The data:
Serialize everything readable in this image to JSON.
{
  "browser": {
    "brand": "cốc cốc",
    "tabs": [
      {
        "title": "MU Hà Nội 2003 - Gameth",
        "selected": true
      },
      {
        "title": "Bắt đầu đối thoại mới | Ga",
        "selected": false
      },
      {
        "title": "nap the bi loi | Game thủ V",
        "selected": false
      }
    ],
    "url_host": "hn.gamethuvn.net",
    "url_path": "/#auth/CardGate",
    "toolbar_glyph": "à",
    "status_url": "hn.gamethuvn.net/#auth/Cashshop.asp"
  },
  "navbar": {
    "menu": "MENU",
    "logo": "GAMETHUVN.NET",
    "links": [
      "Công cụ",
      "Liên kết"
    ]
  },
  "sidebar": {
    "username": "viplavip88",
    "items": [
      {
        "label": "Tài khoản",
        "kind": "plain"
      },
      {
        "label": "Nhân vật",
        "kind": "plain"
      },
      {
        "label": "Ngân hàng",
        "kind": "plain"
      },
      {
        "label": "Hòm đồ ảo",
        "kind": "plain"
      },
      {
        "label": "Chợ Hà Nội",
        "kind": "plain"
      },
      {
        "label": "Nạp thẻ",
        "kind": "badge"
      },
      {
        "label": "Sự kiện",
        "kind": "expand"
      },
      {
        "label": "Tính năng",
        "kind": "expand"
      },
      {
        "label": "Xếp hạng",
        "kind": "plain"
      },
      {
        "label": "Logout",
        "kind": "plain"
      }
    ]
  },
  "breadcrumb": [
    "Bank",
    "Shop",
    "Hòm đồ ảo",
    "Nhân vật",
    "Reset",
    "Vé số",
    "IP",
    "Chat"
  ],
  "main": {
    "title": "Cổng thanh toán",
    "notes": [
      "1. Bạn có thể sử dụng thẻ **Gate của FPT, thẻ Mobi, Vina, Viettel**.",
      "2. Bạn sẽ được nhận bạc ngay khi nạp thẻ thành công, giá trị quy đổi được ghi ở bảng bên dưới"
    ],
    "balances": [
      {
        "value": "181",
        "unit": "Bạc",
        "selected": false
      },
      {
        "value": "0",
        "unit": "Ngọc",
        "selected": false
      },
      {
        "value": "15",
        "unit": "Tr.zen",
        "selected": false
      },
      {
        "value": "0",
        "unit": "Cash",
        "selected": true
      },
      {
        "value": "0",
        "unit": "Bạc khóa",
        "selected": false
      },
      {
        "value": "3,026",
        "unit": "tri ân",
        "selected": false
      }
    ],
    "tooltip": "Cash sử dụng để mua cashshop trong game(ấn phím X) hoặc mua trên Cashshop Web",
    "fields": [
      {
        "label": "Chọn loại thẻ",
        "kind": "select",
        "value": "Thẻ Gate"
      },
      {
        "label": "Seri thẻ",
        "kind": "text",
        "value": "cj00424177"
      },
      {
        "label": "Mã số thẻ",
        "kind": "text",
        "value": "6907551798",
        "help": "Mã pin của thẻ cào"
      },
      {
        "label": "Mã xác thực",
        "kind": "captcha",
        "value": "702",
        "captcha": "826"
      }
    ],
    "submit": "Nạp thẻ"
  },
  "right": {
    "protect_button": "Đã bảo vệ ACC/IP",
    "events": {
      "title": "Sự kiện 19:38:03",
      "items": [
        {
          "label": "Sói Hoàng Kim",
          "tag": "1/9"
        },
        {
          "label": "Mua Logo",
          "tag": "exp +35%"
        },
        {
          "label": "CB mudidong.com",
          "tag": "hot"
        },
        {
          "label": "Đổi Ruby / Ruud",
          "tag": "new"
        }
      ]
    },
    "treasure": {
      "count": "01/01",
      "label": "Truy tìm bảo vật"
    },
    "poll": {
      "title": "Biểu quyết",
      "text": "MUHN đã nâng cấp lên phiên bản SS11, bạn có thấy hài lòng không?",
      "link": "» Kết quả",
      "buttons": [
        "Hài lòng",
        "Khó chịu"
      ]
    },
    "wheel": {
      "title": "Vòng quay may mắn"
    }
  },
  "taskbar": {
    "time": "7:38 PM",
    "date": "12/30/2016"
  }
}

Set exercise: Reply with nothing except the number of lines in the listing above that include "title".

Result of this task: 7